TO DO:
Copy each line that has the string "品茶时茶香四溢" somewhere in it.

DATASET:
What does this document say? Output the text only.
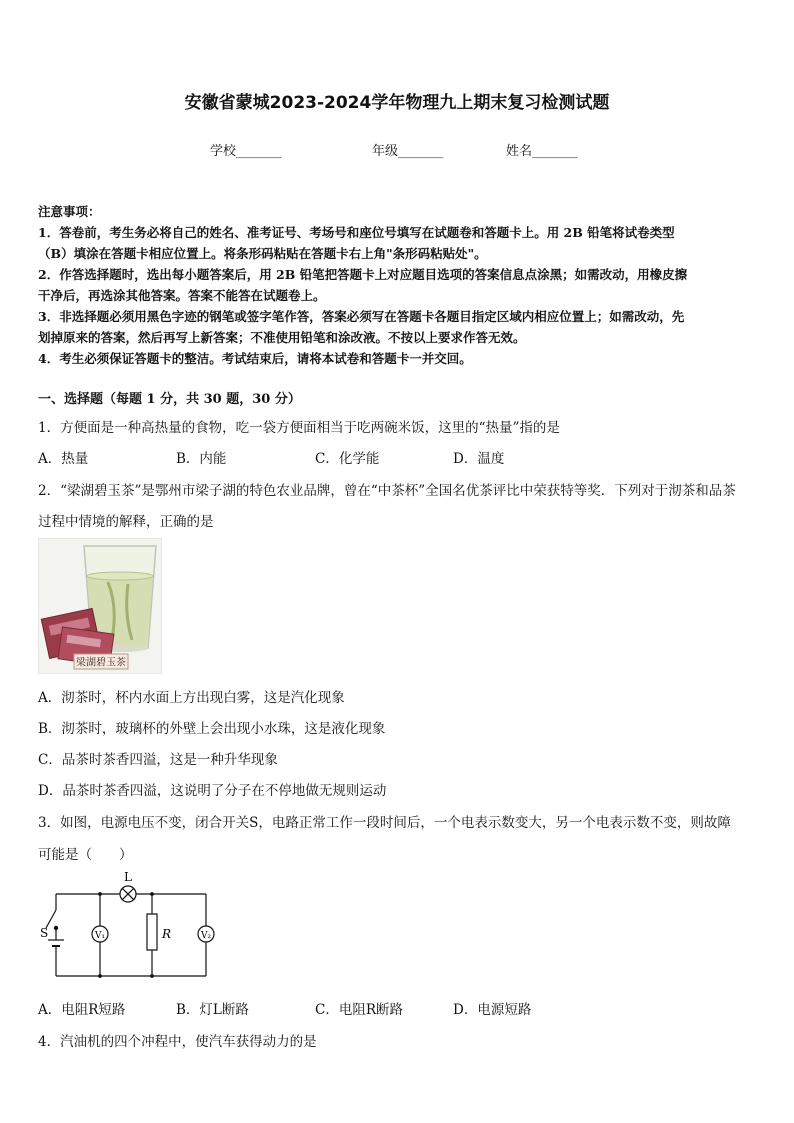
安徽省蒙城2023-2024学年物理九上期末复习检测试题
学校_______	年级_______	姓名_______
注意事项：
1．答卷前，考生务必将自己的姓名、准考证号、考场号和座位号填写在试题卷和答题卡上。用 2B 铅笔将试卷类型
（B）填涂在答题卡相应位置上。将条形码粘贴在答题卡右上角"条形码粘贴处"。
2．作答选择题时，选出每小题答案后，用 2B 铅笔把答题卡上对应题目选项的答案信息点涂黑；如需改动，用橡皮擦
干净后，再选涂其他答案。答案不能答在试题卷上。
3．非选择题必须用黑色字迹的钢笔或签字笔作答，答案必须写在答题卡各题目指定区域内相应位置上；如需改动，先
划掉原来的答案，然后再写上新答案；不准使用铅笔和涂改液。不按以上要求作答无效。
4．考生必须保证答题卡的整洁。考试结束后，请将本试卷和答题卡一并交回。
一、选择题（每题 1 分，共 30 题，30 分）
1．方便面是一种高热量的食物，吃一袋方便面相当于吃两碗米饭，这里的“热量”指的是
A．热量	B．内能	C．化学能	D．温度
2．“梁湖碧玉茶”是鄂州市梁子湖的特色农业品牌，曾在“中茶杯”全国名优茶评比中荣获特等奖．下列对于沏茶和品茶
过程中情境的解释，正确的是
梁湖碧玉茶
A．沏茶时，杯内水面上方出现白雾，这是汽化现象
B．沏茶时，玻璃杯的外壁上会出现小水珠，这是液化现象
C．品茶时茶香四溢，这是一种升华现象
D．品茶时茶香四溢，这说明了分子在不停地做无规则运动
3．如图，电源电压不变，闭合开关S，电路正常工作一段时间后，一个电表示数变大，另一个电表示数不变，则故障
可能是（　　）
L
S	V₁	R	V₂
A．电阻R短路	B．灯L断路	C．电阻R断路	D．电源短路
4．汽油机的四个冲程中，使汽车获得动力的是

THE SOLUTION:
C．品茶时茶香四溢，这是一种升华现象
D．品茶时茶香四溢，这说明了分子在不停地做无规则运动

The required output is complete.